**Work to be completed:** Print all of the data exactly.

**Dataset rows about figures:**
— Begin —

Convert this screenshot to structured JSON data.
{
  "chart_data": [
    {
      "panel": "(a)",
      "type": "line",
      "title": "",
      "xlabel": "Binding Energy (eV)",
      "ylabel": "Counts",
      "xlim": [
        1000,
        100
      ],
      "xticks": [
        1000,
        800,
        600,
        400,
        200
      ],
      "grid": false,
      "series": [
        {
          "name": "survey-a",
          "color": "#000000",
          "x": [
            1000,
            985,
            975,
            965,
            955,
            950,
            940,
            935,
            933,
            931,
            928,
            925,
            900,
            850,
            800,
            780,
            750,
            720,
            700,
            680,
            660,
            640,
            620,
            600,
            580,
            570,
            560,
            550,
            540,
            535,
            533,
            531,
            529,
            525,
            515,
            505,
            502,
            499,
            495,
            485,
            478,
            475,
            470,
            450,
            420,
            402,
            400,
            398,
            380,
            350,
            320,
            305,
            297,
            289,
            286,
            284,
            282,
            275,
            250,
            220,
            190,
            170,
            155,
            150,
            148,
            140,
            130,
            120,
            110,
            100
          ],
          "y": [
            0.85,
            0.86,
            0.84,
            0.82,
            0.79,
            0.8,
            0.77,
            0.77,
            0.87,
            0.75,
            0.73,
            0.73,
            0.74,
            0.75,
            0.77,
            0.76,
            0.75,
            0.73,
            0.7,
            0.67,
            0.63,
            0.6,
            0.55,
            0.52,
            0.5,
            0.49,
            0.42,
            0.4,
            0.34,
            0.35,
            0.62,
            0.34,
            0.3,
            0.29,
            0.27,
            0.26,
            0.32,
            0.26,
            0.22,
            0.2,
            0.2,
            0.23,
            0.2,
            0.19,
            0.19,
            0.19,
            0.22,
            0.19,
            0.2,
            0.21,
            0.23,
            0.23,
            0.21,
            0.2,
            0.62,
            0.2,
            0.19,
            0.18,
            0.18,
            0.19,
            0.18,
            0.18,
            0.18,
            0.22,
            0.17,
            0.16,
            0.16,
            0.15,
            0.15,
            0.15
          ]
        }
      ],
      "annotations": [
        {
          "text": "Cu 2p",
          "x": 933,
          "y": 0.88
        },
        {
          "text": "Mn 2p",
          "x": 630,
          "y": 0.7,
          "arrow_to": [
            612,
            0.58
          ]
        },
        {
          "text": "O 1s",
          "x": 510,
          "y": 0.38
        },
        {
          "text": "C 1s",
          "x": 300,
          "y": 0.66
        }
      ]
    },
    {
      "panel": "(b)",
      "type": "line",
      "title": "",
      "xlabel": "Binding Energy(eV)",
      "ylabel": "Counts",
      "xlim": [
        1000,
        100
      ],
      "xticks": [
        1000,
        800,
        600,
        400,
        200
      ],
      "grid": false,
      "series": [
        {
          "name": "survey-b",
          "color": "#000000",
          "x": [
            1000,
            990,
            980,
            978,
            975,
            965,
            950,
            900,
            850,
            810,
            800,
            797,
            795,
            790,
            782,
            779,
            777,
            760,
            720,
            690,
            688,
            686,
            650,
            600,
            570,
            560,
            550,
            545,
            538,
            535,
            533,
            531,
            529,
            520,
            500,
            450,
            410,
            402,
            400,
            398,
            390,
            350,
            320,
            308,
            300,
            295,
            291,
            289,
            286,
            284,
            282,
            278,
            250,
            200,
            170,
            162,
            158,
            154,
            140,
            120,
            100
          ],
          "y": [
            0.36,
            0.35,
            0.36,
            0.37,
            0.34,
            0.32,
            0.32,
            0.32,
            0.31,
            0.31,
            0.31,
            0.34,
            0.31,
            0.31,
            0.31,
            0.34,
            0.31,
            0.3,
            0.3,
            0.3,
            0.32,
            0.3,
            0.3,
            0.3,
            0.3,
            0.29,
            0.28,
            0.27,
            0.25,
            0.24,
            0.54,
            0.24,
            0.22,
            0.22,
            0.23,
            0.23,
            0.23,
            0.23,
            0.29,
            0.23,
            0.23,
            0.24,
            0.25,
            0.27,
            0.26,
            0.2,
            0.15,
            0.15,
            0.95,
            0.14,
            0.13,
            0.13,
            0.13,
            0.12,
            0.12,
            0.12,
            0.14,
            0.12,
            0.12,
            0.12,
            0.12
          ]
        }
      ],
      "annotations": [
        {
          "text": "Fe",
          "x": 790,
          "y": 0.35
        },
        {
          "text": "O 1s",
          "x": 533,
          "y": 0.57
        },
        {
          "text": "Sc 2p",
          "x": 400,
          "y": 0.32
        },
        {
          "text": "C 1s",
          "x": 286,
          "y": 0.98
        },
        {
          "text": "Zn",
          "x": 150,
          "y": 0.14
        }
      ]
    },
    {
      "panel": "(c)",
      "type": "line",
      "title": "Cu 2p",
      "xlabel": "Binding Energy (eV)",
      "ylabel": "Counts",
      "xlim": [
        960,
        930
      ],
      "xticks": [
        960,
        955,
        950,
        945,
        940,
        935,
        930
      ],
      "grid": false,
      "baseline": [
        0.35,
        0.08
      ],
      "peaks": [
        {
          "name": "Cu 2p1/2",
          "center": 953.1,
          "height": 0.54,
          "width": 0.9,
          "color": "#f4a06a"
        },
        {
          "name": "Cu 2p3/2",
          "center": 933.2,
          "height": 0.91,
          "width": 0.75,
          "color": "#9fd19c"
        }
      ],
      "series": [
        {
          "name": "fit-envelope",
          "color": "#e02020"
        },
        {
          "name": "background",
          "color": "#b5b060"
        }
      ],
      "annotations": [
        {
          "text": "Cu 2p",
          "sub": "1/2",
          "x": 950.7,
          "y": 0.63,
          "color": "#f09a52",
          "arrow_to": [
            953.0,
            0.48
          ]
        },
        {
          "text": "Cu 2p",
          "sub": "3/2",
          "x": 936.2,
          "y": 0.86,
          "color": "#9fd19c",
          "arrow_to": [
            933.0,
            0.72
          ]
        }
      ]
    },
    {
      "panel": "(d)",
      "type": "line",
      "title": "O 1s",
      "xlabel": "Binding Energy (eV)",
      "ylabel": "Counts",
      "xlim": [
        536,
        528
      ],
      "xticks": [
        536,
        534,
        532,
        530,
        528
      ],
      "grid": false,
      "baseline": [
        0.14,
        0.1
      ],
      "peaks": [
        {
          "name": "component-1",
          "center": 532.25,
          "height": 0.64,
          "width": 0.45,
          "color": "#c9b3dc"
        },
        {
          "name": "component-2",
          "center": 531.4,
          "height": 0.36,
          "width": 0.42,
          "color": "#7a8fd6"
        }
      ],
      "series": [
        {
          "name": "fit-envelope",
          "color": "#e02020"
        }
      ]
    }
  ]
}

— End —

**Full solution:**
Convert this screenshot to structured JSON data.
{
  "chart_data": [
    {
      "panel": "(a)",
      "type": "line",
      "title": "",
      "xlabel": "Binding Energy (eV)",
      "ylabel": "Counts",
      "xlim": [
        1000,
        100
      ],
      "xticks": [
        1000,
        800,
        600,
        400,
        200
      ],
      "grid": false,
      "series": [
        {
          "name": "survey-a",
          "color": "#000000",
          "x": [
            1000,
            985,
            975,
            965,
            955,
            950,
            940,
            935,
            933,
            931,
            928,
            925,
            900,
            850,
            800,
            780,
            750,
            720,
            700,
            680,
            660,
            640,
            620,
            600,
            580,
            570,
            560,
            550,
            540,
            535,
            533,
            531,
            529,
            525,
            515,
            505,
            502,
            499,
            495,
            485,
            478,
            475,
            470,
            450,
            420,
            402,
            400,
            398,
            380,
            350,
            320,
            305,
            297,
            289,
            286,
            284,
            282,
            275,
            250,
            220,
            190,
            170,
            155,
            150,
            148,
            140,
            130,
            120,
            110,
            100
          ],
          "y": [
            0.85,
            0.86,
            0.84,
            0.82,
            0.79,
            0.8,
            0.77,
            0.77,
            0.87,
            0.75,
            0.73,
            0.73,
            0.74,
            0.75,
            0.77,
            0.76,
            0.75,
            0.73,
            0.7,
            0.67,
            0.63,
            0.6,
            0.55,
            0.52,
            0.5,
            0.49,
            0.42,
            0.4,
            0.34,
            0.35,
            0.62,
            0.34,
            0.3,
            0.29,
            0.27,
            0.26,
            0.32,
            0.26,
            0.22,
            0.2,
            0.2,
            0.23,
            0.2,
            0.19,
            0.19,
            0.19,
            0.22,
            0.19,
            0.2,
            0.21,
            0.23,
            0.23,
            0.21,
            0.2,
            0.62,
            0.2,
            0.19,
            0.18,
            0.18,
            0.19,
            0.18,
            0.18,
            0.18,
            0.22,
            0.17,
            0.16,
            0.16,
            0.15,
            0.15,
            0.15
          ]
        }
      ],
      "annotations": [
        {
          "text": "Cu 2p",
          "x": 933,
          "y": 0.88
        },
        {
          "text": "Mn 2p",
          "x": 630,
          "y": 0.7,
          "arrow_to": [
            612,
            0.58
          ]
        },
        {
          "text": "O 1s",
          "x": 510,
          "y": 0.38
        },
        {
          "text": "C 1s",
          "x": 300,
          "y": 0.66
        }
      ]
    },
    {
      "panel": "(b)",
      "type": "line",
      "title": "",
      "xlabel": "Binding Energy(eV)",
      "ylabel": "Counts",
      "xlim": [
        1000,
        100
      ],
      "xticks": [
        1000,
        800,
        600,
        400,
        200
      ],
      "grid": false,
      "series": [
        {
          "name": "survey-b",
          "color": "#000000",
          "x": [
            1000,
            990,
            980,
            978,
            975,
            965,
            950,
            900,
            850,
            810,
            800,
            797,
            795,
            790,
            782,
            779,
            777,
            760,
            720,
            690,
            688,
            686,
            650,
            600,
            570,
            560,
            550,
            545,
            538,
            535,
            533,
            531,
            529,
            520,
            500,
            450,
            410,
            402,
            400,
            398,
            390,
            350,
            320,
            308,
            300,
            295,
            291,
            289,
            286,
            284,
            282,
            278,
            250,
            200,
            170,
            162,
            158,
            154,
            140,
            120,
            100
          ],
          "y": [
            0.36,
            0.35,
            0.36,
            0.37,
            0.34,
            0.32,
            0.32,
            0.32,
            0.31,
            0.31,
            0.31,
            0.34,
            0.31,
            0.31,
            0.31,
            0.34,
            0.31,
            0.3,
            0.3,
            0.3,
            0.32,
            0.3,
            0.3,
            0.3,
            0.3,
            0.29,
            0.28,
            0.27,
            0.25,
            0.24,
            0.54,
            0.24,
            0.22,
            0.22,
            0.23,
            0.23,
            0.23,
            0.23,
            0.29,
            0.23,
            0.23,
            0.24,
            0.25,
            0.27,
            0.26,
            0.2,
            0.15,
            0.15,
            0.95,
            0.14,
            0.13,
            0.13,
            0.13,
            0.12,
            0.12,
            0.12,
            0.14,
            0.12,
            0.12,
            0.12,
            0.12
          ]
        }
      ],
      "annotations": [
        {
          "text": "Fe",
          "x": 790,
          "y": 0.35
        },
        {
          "text": "O 1s",
          "x": 533,
          "y": 0.57
        },
        {
          "text": "Sc 2p",
          "x": 400,
          "y": 0.32
        },
        {
          "text": "C 1s",
          "x": 286,
          "y": 0.98
        },
        {
          "text": "Zn",
          "x": 150,
          "y": 0.14
        }
      ]
    },
    {
      "panel": "(c)",
      "type": "line",
      "title": "Cu 2p",
      "xlabel": "Binding Energy (eV)",
      "ylabel": "Counts",
      "xlim": [
        960,
        930
      ],
      "xticks": [
        960,
        955,
        950,
        945,
        940,
        935,
        930
      ],
      "grid": false,
      "baseline": [
        0.35,
        0.08
      ],
      "peaks": [
        {
          "name": "Cu 2p1/2",
          "center": 953.1,
          "height": 0.54,
          "width": 0.9,
          "color": "#f4a06a"
        },
        {
          "name": "Cu 2p3/2",
          "center": 933.2,
          "height": 0.91,
          "width": 0.75,
          "color": "#9fd19c"
        }
      ],
      "series": [
        {
          "name": "fit-envelope",
          "color": "#e02020"
        },
        {
          "name": "background",
          "color": "#b5b060"
        }
      ],
      "annotations": [
        {
          "text": "Cu 2p",
          "sub": "1/2",
          "x": 950.7,
          "y": 0.63,
          "color": "#f09a52",
          "arrow_to": [
            953.0,
            0.48
          ]
        },
        {
          "text": "Cu 2p",
          "sub": "3/2",
          "x": 936.2,
          "y": 0.86,
          "color": "#9fd19c",
          "arrow_to": [
            933.0,
            0.72
          ]
        }
      ]
    },
    {
      "panel": "(d)",
      "type": "line",
      "title": "O 1s",
      "xlabel": "Binding Energy (eV)",
      "ylabel": "Counts",
      "xlim": [
        536,
        528
      ],
      "xticks": [
        536,
        534,
        532,
        530,
        528
      ],
      "grid": false,
      "baseline": [
        0.14,
        0.1
      ],
      "peaks": [
        {
          "name": "component-1",
          "center": 532.25,
          "height": 0.64,
          "width": 0.45,
          "color": "#c9b3dc"
        },
        {
          "name": "component-2",
          "center": 531.4,
          "height": 0.36,
          "width": 0.42,
          "color": "#7a8fd6"
        }
      ],
      "series": [
        {
          "name": "fit-envelope",
          "color": "#e02020"
        }
      ]
    }
  ]
}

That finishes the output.